Dataset records
+ + + + + + +

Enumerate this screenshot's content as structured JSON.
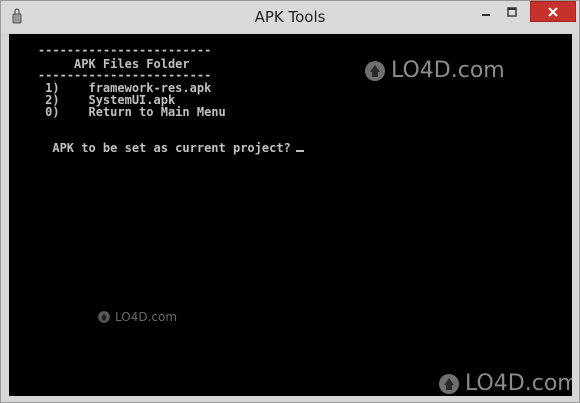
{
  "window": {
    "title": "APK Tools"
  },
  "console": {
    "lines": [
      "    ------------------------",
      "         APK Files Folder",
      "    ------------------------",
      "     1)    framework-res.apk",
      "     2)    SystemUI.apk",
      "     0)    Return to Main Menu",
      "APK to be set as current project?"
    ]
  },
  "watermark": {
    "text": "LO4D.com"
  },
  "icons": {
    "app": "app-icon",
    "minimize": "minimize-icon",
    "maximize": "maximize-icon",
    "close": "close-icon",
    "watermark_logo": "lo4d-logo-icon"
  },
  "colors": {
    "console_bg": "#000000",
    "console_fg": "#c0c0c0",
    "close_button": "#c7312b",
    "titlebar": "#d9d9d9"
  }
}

+ + + + + + +

Write out the full set of lines verbatim, without the pictures.

• Exercise solution:
Enumerate this screenshot's content as structured JSON.
{
  "window": {
    "title": "APK Tools"
  },
  "console": {
    "lines": [
      "    ------------------------",
      "         APK Files Folder",
      "    ------------------------",
      "     1)    framework-res.apk",
      "     2)    SystemUI.apk",
      "     0)    Return to Main Menu",
      "APK to be set as current project?"
    ]
  },
  "watermark": {
    "text": "LO4D.com"
  },
  "icons": {
    "app": "app-icon",
    "minimize": "minimize-icon",
    "maximize": "maximize-icon",
    "close": "close-icon",
    "watermark_logo": "lo4d-logo-icon"
  },
  "colors": {
    "console_bg": "#000000",
    "console_fg": "#c0c0c0",
    "close_button": "#c7312b",
    "titlebar": "#d9d9d9"
  }
}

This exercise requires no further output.